• [Reading text]
NEW YORK, Dec. 27 /PRNewswire-USNewswire/ -- Double check what was said by Lori Robertson, managing editor of FactCheck.org. Ms. Robertson is frequently in over her head, especially when she purports to know the contents of federal legislation. That's why FactCheck.org's "Whoppers of 2009" is not to be believed.
Robertson admits that she does not read the bills in their entirety and has no training in analyzing legislation beyond her BA in advertising. What she does is spot check, not fact check.
Ms. Robertson writes that Betsy McCaughey "falsely claimed that the stimulus bill required that doctors follow government orders on what medical procedures can and can't be performed." What McCaughey actually said was that the National Coordinator of Health Information Technology would "monitor treatments to make sure your doctor is doing what the federal government deems appropriate and cost effective. The goal is to reduce costs and 'guide' your doctor's decisions" (442, 226 of the bill). Robertson, who admitted in a telephone interview that she had not read the entire stimulus bill, had difficulty locating the provisions on health information technology and confused them with another section of the bill that addresses comparative effectiveness research. But it is the health information technology that establishes the framework for guiding doctors' decisions.

• [Study questions]
#1 Update the press release from "NEW YORK, Dec." down to "not fact check.", with "managing editor" replaced by "executive editor".
#2 According to the press release, what degree does Lori Robertson hold?
#3 List every passage that the press release encloses in double quotation marks.

• [Material provided]
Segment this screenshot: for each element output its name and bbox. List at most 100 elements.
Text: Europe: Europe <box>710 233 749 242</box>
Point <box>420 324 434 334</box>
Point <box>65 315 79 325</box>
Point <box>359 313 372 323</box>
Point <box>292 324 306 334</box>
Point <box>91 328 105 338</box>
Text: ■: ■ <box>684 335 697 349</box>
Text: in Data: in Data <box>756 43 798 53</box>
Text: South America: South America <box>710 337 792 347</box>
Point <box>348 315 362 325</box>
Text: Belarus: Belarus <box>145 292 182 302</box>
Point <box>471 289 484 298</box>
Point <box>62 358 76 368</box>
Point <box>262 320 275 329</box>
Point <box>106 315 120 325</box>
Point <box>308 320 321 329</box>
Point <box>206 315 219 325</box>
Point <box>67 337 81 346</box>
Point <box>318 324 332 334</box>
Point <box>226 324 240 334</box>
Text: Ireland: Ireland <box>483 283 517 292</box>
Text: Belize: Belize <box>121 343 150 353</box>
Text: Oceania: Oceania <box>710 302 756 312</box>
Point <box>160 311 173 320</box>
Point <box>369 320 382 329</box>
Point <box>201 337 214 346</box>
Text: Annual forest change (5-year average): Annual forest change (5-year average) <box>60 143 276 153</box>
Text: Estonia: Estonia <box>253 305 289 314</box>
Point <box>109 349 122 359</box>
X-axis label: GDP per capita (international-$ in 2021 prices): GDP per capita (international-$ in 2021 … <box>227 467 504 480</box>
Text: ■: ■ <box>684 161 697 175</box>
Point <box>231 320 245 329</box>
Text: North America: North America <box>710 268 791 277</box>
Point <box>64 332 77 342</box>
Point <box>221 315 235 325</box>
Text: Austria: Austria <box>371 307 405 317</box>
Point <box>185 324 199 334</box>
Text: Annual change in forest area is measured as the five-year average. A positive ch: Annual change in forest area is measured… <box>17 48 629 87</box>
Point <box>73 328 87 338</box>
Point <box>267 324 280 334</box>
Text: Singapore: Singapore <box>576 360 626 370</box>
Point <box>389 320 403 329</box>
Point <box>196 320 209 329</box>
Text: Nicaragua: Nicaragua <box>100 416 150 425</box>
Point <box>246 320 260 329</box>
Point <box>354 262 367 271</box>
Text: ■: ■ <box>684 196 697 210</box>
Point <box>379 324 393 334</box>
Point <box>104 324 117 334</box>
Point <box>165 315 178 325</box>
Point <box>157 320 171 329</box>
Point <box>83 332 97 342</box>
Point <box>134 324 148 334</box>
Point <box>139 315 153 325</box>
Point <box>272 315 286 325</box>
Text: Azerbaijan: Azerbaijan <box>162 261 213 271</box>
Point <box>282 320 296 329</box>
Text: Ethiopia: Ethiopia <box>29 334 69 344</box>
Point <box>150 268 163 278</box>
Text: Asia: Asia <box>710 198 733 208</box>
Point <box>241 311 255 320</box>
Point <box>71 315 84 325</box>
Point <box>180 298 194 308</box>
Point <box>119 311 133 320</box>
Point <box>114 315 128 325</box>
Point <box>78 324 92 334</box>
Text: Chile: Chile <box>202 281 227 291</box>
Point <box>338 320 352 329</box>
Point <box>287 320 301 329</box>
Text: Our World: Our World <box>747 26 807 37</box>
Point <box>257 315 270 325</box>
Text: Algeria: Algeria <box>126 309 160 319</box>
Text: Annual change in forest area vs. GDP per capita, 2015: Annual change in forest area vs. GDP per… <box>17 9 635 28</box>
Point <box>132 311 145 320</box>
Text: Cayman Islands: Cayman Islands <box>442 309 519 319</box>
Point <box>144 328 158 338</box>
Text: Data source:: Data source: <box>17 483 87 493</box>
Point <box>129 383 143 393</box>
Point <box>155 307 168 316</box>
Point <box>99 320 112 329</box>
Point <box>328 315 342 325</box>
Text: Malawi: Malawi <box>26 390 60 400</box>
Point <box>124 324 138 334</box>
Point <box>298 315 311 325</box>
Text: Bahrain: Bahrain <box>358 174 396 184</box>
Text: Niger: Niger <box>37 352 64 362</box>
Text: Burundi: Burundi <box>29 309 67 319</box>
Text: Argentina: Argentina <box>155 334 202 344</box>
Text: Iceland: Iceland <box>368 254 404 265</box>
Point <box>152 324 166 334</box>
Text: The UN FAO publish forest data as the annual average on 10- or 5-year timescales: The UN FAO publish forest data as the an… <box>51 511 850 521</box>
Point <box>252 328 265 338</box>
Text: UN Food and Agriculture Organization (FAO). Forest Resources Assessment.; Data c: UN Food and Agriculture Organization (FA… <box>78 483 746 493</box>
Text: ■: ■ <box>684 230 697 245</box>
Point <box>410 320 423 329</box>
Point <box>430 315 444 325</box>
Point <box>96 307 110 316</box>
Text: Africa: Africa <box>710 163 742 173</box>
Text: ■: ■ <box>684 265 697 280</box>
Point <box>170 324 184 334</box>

• [Solutions for each task]
#1
NEW YORK, Dec. 27 /PRNewswire-USNewswire/ -- Double check what was said by Lori Robertson, executive editor of FactCheck.org. Ms. Robertson is frequently in over her head, especially when she purports to know the contents of federal legislation. That's why FactCheck.org's "Whoppers of 2009" is not to be believed.
Robertson admits that she does not read the bills in their entirety and has no training in analyzing legislation beyond her BA in advertising. What she does is spot check, not fact check.

#2 A BA in advertising.

#3
- "Whoppers of 2009"
- "falsely claimed that the stimulus bill required that doctors follow government orders on what medical procedures can and can't be performed."
- "monitor treatments to make sure your doctor is doing what the federal government deems appropriate and cost effective. The goal is to reduce costs and 'guide' your doctor's decisions"